Exercise requirements: Write out every line of all the entries below without changing a word, and leave the pictures out.

>> begin Data excerpts

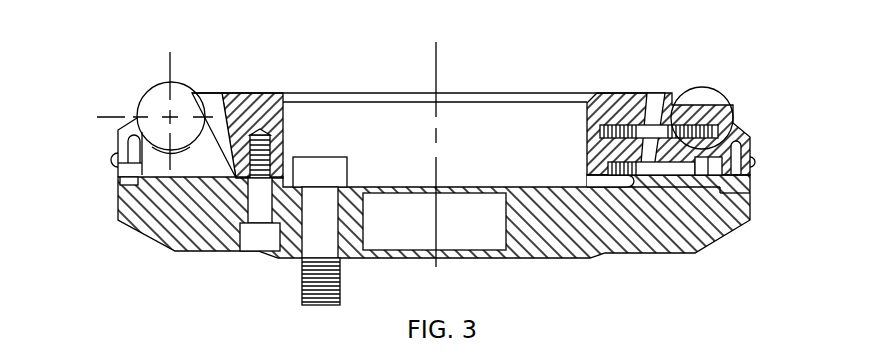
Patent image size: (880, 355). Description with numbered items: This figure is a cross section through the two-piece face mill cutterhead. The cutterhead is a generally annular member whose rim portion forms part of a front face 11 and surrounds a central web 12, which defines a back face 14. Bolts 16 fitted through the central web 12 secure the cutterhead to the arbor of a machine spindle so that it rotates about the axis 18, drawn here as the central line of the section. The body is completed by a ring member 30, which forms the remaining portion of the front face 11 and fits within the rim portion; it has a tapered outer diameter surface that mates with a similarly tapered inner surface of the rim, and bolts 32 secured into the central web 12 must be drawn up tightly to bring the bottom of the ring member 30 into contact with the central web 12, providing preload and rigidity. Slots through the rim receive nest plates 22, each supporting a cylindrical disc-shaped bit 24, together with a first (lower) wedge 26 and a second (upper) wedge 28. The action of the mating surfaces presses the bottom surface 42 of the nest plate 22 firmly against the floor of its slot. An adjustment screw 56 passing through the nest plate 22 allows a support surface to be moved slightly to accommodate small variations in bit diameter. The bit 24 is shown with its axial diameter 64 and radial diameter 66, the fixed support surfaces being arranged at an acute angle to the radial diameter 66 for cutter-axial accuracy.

The front face 11 is at (380, 93).
The central web 12 is at (542, 252).
The back face 14 is at (590, 260).
The bolts 16 is at (328, 250).
The axis 18 is at (439, 52).
The nest plate 22 is at (208, 97).
The disc-shaped bit 24 is at (160, 87).
The first (lower) wedge 26 is at (686, 170).
The second (upper) wedge 28 is at (707, 115).
The ring member 30 is at (253, 105).
The bolts 32 is at (258, 249).
The bottom surface 42 is at (120, 186).
The adjustment screw 56 is at (112, 160).
The axial diameter 64 is at (172, 64).
The radial diameter 66 is at (108, 116).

>> end Data excerpts

Written answer:
Patent image size: (880, 355). Description with numbered items: This figure is a cross section through the two-piece face mill cutterhead. The cutterhead is a generally annular member whose rim portion forms part of a front face 11 and surrounds a central web 12, which defines a back face 14. Bolts 16 fitted through the central web 12 secure the cutterhead to the arbor of a machine spindle so that it rotates about the axis 18, drawn here as the central line of the section. The body is completed by a ring member 30, which forms the remaining portion of the front face 11 and fits within the rim portion; it has a tapered outer diameter surface that mates with a similarly tapered inner surface of the rim, and bolts 32 secured into the central web 12 must be drawn up tightly to bring the bottom of the ring member 30 into contact with the central web 12, providing preload and rigidity. Slots through the rim receive nest plates 22, each supporting a cylindrical disc-shaped bit 24, together with a first (lower) wedge 26 and a second (upper) wedge 28. The action of the mating surfaces presses the bottom surface 42 of the nest plate 22 firmly against the floor of its slot. An adjustment screw 56 passing through the nest plate 22 allows a support surface to be moved slightly to accommodate small variations in bit diameter. The bit 24 is shown with its axial diameter 64 and radial diameter 66, the fixed support surfaces being arranged at an acute angle to the radial diameter 66 for cutter-axial accuracy.

The front face 11 is at (380, 93).
The central web 12 is at (542, 252).
The back face 14 is at (590, 260).
The bolts 16 is at (328, 250).
The axis 18 is at (439, 52).
The nest plate 22 is at (208, 97).
The disc-shaped bit 24 is at (160, 87).
The first (lower) wedge 26 is at (686, 170).
The second (upper) wedge 28 is at (707, 115).
The ring member 30 is at (253, 105).
The bolts 32 is at (258, 249).
The bottom surface 42 is at (120, 186).
The adjustment screw 56 is at (112, 160).
The axial diameter 64 is at (172, 64).
The radial diameter 66 is at (108, 116).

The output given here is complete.